## Direction:
Reproduce each of the following rows verbatim, omitting the pictures.

## Exercise inputs:
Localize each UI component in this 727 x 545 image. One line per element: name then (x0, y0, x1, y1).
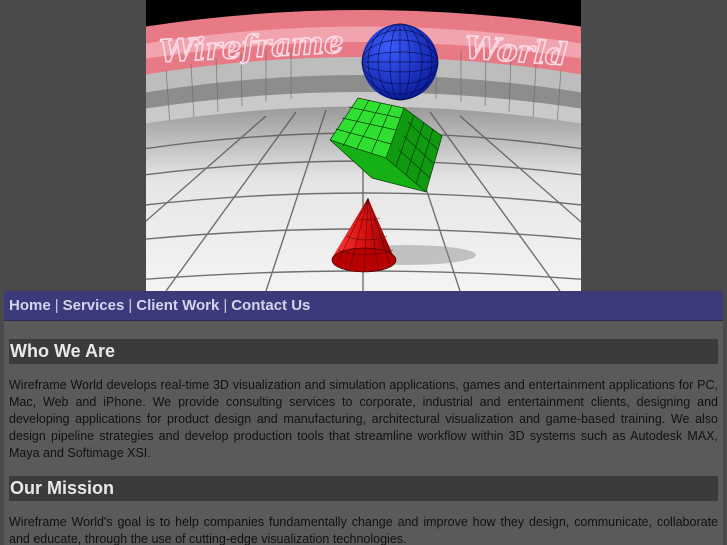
banner-illustration: Wireframe World (146, 0, 581, 291)
nav-services-link[interactable]: Services (63, 297, 125, 314)
header-banner: Wireframe World (146, 0, 581, 291)
nav-contact-us-link[interactable]: Contact Us (231, 297, 310, 314)
who-we-are-text: Wireframe World develops real-time 3D vi… (9, 378, 718, 460)
blue-sphere (361, 23, 439, 101)
our-mission-heading: Our Mission (9, 476, 718, 501)
nav-separator: | (128, 297, 133, 314)
nav-client-work-link[interactable]: Client Work (136, 297, 219, 314)
main-content: Who We Are Wireframe World develops real… (4, 321, 723, 545)
who-we-are-heading: Who We Are (9, 339, 718, 364)
main-nav: Home | Services | Client Work | Contact … (4, 291, 723, 321)
our-mission-text: Wireframe World's goal is to help compan… (9, 515, 718, 545)
nav-separator: | (223, 297, 228, 314)
nav-home-link[interactable]: Home (9, 297, 51, 314)
nav-separator: | (54, 297, 59, 314)
banner-title-right: World (463, 30, 568, 73)
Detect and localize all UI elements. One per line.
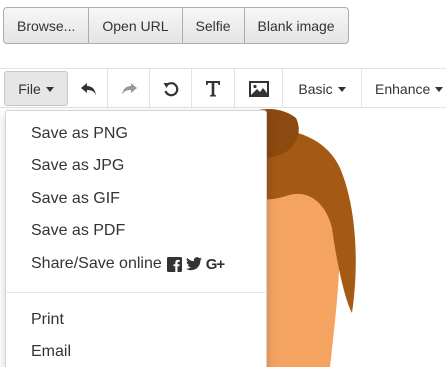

## Exercise response:
Localize each UI component in this 727 x 545 image. One line per element: name then (x0, y0, x1, y1).
banner-illustration: Wireframe World (146, 0, 581, 291)
nav-services-link[interactable]: Services (63, 297, 125, 314)
header-banner: Wireframe World (146, 0, 581, 291)
nav-contact-us-link[interactable]: Contact Us (231, 297, 310, 314)
who-we-are-text: Wireframe World develops real-time 3D vi… (9, 378, 718, 460)
blue-sphere (361, 23, 439, 101)
our-mission-heading: Our Mission (9, 476, 718, 501)
nav-separator: | (128, 297, 133, 314)
nav-client-work-link[interactable]: Client Work (136, 297, 219, 314)
main-content: Who We Are Wireframe World develops real… (4, 321, 723, 545)
who-we-are-heading: Who We Are (9, 339, 718, 364)
main-nav: Home | Services | Client Work | Contact … (4, 291, 723, 321)
our-mission-text: Wireframe World's goal is to help compan… (9, 515, 718, 545)
nav-separator: | (223, 297, 228, 314)
nav-home-link[interactable]: Home (9, 297, 51, 314)
nav-separator: | (54, 297, 59, 314)
banner-title-right: World (463, 30, 568, 73)
Detect and localize all UI elements. One per line.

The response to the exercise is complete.